Task brief:
Print the records again, character for character.

Supplied records:
---

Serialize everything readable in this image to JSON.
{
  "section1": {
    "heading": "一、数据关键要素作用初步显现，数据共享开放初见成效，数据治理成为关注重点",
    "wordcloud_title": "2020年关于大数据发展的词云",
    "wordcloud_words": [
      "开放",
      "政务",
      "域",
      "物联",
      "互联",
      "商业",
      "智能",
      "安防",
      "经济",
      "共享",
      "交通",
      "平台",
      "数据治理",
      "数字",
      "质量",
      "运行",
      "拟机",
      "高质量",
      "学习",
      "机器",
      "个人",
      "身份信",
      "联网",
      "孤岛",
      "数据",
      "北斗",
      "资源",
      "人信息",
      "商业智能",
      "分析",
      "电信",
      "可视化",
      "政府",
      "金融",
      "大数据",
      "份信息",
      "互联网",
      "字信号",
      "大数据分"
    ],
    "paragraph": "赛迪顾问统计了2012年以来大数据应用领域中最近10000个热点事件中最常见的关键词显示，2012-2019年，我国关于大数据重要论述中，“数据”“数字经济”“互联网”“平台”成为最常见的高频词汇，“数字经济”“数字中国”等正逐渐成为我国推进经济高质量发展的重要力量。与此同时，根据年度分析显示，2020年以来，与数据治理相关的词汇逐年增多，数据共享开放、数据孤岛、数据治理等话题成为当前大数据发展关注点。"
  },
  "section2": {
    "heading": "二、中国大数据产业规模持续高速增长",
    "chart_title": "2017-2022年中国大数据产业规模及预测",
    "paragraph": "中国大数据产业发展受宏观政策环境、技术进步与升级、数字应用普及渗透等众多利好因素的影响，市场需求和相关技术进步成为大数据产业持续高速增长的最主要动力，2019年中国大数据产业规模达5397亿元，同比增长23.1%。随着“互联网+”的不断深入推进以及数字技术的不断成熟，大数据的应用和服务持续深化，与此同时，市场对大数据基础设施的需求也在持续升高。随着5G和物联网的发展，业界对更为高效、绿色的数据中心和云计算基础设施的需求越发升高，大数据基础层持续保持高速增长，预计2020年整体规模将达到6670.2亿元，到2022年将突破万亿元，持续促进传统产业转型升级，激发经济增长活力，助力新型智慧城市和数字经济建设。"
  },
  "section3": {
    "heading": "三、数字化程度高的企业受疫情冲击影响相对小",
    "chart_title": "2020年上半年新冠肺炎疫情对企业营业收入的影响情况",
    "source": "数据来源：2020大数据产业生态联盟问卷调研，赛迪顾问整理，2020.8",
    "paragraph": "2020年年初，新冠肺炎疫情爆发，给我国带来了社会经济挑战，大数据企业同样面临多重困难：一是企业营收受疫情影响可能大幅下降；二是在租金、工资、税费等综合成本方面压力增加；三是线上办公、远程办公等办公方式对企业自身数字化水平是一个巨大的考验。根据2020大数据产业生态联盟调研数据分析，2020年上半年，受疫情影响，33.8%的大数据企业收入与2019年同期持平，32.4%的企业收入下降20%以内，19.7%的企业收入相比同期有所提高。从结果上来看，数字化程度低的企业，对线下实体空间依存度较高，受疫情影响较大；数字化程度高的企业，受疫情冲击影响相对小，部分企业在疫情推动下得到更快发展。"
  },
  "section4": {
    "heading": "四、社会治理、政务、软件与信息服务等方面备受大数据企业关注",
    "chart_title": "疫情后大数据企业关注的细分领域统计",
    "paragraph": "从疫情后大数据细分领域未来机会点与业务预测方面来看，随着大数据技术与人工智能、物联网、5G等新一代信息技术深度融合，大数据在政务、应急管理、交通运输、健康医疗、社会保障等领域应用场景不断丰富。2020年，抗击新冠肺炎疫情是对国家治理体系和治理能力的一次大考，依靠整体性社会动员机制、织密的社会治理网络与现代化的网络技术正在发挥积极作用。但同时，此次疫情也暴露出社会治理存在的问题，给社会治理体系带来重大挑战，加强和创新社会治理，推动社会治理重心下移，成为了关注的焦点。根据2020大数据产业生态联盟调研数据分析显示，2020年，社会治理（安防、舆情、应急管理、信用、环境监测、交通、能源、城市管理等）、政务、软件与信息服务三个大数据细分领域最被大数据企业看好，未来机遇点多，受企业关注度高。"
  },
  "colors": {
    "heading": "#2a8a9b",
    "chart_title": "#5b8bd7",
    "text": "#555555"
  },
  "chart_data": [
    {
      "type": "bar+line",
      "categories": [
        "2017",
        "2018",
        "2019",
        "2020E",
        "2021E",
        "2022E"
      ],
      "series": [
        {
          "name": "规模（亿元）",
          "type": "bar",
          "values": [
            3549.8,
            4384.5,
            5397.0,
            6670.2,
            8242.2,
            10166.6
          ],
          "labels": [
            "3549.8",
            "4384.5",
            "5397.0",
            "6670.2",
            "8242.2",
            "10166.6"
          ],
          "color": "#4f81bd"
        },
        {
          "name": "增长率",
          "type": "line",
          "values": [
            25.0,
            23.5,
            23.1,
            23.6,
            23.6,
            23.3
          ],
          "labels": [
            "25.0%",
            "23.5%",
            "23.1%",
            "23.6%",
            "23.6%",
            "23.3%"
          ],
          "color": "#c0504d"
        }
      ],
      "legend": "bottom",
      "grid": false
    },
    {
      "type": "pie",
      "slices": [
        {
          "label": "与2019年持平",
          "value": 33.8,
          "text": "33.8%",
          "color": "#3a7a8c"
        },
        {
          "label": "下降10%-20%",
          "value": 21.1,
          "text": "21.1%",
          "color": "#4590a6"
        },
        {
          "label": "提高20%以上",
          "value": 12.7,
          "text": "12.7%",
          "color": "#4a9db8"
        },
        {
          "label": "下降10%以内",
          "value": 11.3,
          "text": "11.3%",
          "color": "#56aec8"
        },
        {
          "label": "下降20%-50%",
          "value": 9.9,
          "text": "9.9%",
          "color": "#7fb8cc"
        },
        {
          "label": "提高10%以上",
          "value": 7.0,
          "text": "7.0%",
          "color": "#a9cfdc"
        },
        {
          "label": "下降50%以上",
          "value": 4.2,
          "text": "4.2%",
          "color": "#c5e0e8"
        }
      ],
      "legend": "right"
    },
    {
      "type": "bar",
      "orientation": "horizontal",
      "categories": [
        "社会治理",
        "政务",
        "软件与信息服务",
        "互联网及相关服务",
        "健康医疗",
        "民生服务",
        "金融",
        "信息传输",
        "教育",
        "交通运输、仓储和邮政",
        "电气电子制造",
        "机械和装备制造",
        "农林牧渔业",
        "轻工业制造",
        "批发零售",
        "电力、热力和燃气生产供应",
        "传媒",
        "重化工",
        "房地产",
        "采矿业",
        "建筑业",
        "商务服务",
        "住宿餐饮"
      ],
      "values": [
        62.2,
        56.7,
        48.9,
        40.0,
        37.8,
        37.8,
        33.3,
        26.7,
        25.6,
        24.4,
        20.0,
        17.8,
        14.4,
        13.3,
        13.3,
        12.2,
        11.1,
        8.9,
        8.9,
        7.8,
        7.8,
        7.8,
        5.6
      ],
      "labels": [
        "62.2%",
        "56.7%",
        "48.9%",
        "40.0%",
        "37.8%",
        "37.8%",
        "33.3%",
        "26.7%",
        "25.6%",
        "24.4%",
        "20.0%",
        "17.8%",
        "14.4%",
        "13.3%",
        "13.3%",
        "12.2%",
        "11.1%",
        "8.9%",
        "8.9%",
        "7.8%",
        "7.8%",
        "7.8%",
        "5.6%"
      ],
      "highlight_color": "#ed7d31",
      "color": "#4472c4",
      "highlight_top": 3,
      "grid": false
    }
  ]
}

---

Full response:
Serialize everything readable in this image to JSON.
{
  "section1": {
    "heading": "一、数据关键要素作用初步显现，数据共享开放初见成效，数据治理成为关注重点",
    "wordcloud_title": "2020年关于大数据发展的词云",
    "wordcloud_words": [
      "开放",
      "政务",
      "域",
      "物联",
      "互联",
      "商业",
      "智能",
      "安防",
      "经济",
      "共享",
      "交通",
      "平台",
      "数据治理",
      "数字",
      "质量",
      "运行",
      "拟机",
      "高质量",
      "学习",
      "机器",
      "个人",
      "身份信",
      "联网",
      "孤岛",
      "数据",
      "北斗",
      "资源",
      "人信息",
      "商业智能",
      "分析",
      "电信",
      "可视化",
      "政府",
      "金融",
      "大数据",
      "份信息",
      "互联网",
      "字信号",
      "大数据分"
    ],
    "paragraph": "赛迪顾问统计了2012年以来大数据应用领域中最近10000个热点事件中最常见的关键词显示，2012-2019年，我国关于大数据重要论述中，“数据”“数字经济”“互联网”“平台”成为最常见的高频词汇，“数字经济”“数字中国”等正逐渐成为我国推进经济高质量发展的重要力量。与此同时，根据年度分析显示，2020年以来，与数据治理相关的词汇逐年增多，数据共享开放、数据孤岛、数据治理等话题成为当前大数据发展关注点。"
  },
  "section2": {
    "heading": "二、中国大数据产业规模持续高速增长",
    "chart_title": "2017-2022年中国大数据产业规模及预测",
    "paragraph": "中国大数据产业发展受宏观政策环境、技术进步与升级、数字应用普及渗透等众多利好因素的影响，市场需求和相关技术进步成为大数据产业持续高速增长的最主要动力，2019年中国大数据产业规模达5397亿元，同比增长23.1%。随着“互联网+”的不断深入推进以及数字技术的不断成熟，大数据的应用和服务持续深化，与此同时，市场对大数据基础设施的需求也在持续升高。随着5G和物联网的发展，业界对更为高效、绿色的数据中心和云计算基础设施的需求越发升高，大数据基础层持续保持高速增长，预计2020年整体规模将达到6670.2亿元，到2022年将突破万亿元，持续促进传统产业转型升级，激发经济增长活力，助力新型智慧城市和数字经济建设。"
  },
  "section3": {
    "heading": "三、数字化程度高的企业受疫情冲击影响相对小",
    "chart_title": "2020年上半年新冠肺炎疫情对企业营业收入的影响情况",
    "source": "数据来源：2020大数据产业生态联盟问卷调研，赛迪顾问整理，2020.8",
    "paragraph": "2020年年初，新冠肺炎疫情爆发，给我国带来了社会经济挑战，大数据企业同样面临多重困难：一是企业营收受疫情影响可能大幅下降；二是在租金、工资、税费等综合成本方面压力增加；三是线上办公、远程办公等办公方式对企业自身数字化水平是一个巨大的考验。根据2020大数据产业生态联盟调研数据分析，2020年上半年，受疫情影响，33.8%的大数据企业收入与2019年同期持平，32.4%的企业收入下降20%以内，19.7%的企业收入相比同期有所提高。从结果上来看，数字化程度低的企业，对线下实体空间依存度较高，受疫情影响较大；数字化程度高的企业，受疫情冲击影响相对小，部分企业在疫情推动下得到更快发展。"
  },
  "section4": {
    "heading": "四、社会治理、政务、软件与信息服务等方面备受大数据企业关注",
    "chart_title": "疫情后大数据企业关注的细分领域统计",
    "paragraph": "从疫情后大数据细分领域未来机会点与业务预测方面来看，随着大数据技术与人工智能、物联网、5G等新一代信息技术深度融合，大数据在政务、应急管理、交通运输、健康医疗、社会保障等领域应用场景不断丰富。2020年，抗击新冠肺炎疫情是对国家治理体系和治理能力的一次大考，依靠整体性社会动员机制、织密的社会治理网络与现代化的网络技术正在发挥积极作用。但同时，此次疫情也暴露出社会治理存在的问题，给社会治理体系带来重大挑战，加强和创新社会治理，推动社会治理重心下移，成为了关注的焦点。根据2020大数据产业生态联盟调研数据分析显示，2020年，社会治理（安防、舆情、应急管理、信用、环境监测、交通、能源、城市管理等）、政务、软件与信息服务三个大数据细分领域最被大数据企业看好，未来机遇点多，受企业关注度高。"
  },
  "colors": {
    "heading": "#2a8a9b",
    "chart_title": "#5b8bd7",
    "text": "#555555"
  },
  "chart_data": [
    {
      "type": "bar+line",
      "categories": [
        "2017",
        "2018",
        "2019",
        "2020E",
        "2021E",
        "2022E"
      ],
      "series": [
        {
          "name": "规模（亿元）",
          "type": "bar",
          "values": [
            3549.8,
            4384.5,
            5397.0,
            6670.2,
            8242.2,
            10166.6
          ],
          "labels": [
            "3549.8",
            "4384.5",
            "5397.0",
            "6670.2",
            "8242.2",
            "10166.6"
          ],
          "color": "#4f81bd"
        },
        {
          "name": "增长率",
          "type": "line",
          "values": [
            25.0,
            23.5,
            23.1,
            23.6,
            23.6,
            23.3
          ],
          "labels": [
            "25.0%",
            "23.5%",
            "23.1%",
            "23.6%",
            "23.6%",
            "23.3%"
          ],
          "color": "#c0504d"
        }
      ],
      "legend": "bottom",
      "grid": false
    },
    {
      "type": "pie",
      "slices": [
        {
          "label": "与2019年持平",
          "value": 33.8,
          "text": "33.8%",
          "color": "#3a7a8c"
        },
        {
          "label": "下降10%-20%",
          "value": 21.1,
          "text": "21.1%",
          "color": "#4590a6"
        },
        {
          "label": "提高20%以上",
          "value": 12.7,
          "text": "12.7%",
          "color": "#4a9db8"
        },
        {
          "label": "下降10%以内",
          "value": 11.3,
          "text": "11.3%",
          "color": "#56aec8"
        },
        {
          "label": "下降20%-50%",
          "value": 9.9,
          "text": "9.9%",
          "color": "#7fb8cc"
        },
        {
          "label": "提高10%以上",
          "value": 7.0,
          "text": "7.0%",
          "color": "#a9cfdc"
        },
        {
          "label": "下降50%以上",
          "value": 4.2,
          "text": "4.2%",
          "color": "#c5e0e8"
        }
      ],
      "legend": "right"
    },
    {
      "type": "bar",
      "orientation": "horizontal",
      "categories": [
        "社会治理",
        "政务",
        "软件与信息服务",
        "互联网及相关服务",
        "健康医疗",
        "民生服务",
        "金融",
        "信息传输",
        "教育",
        "交通运输、仓储和邮政",
        "电气电子制造",
        "机械和装备制造",
        "农林牧渔业",
        "轻工业制造",
        "批发零售",
        "电力、热力和燃气生产供应",
        "传媒",
        "重化工",
        "房地产",
        "采矿业",
        "建筑业",
        "商务服务",
        "住宿餐饮"
      ],
      "values": [
        62.2,
        56.7,
        48.9,
        40.0,
        37.8,
        37.8,
        33.3,
        26.7,
        25.6,
        24.4,
        20.0,
        17.8,
        14.4,
        13.3,
        13.3,
        12.2,
        11.1,
        8.9,
        8.9,
        7.8,
        7.8,
        7.8,
        5.6
      ],
      "labels": [
        "62.2%",
        "56.7%",
        "48.9%",
        "40.0%",
        "37.8%",
        "37.8%",
        "33.3%",
        "26.7%",
        "25.6%",
        "24.4%",
        "20.0%",
        "17.8%",
        "14.4%",
        "13.3%",
        "13.3%",
        "12.2%",
        "11.1%",
        "8.9%",
        "8.9%",
        "7.8%",
        "7.8%",
        "7.8%",
        "5.6%"
      ],
      "highlight_color": "#ed7d31",
      "color": "#4472c4",
      "highlight_top": 3,
      "grid": false
    }
  ]
}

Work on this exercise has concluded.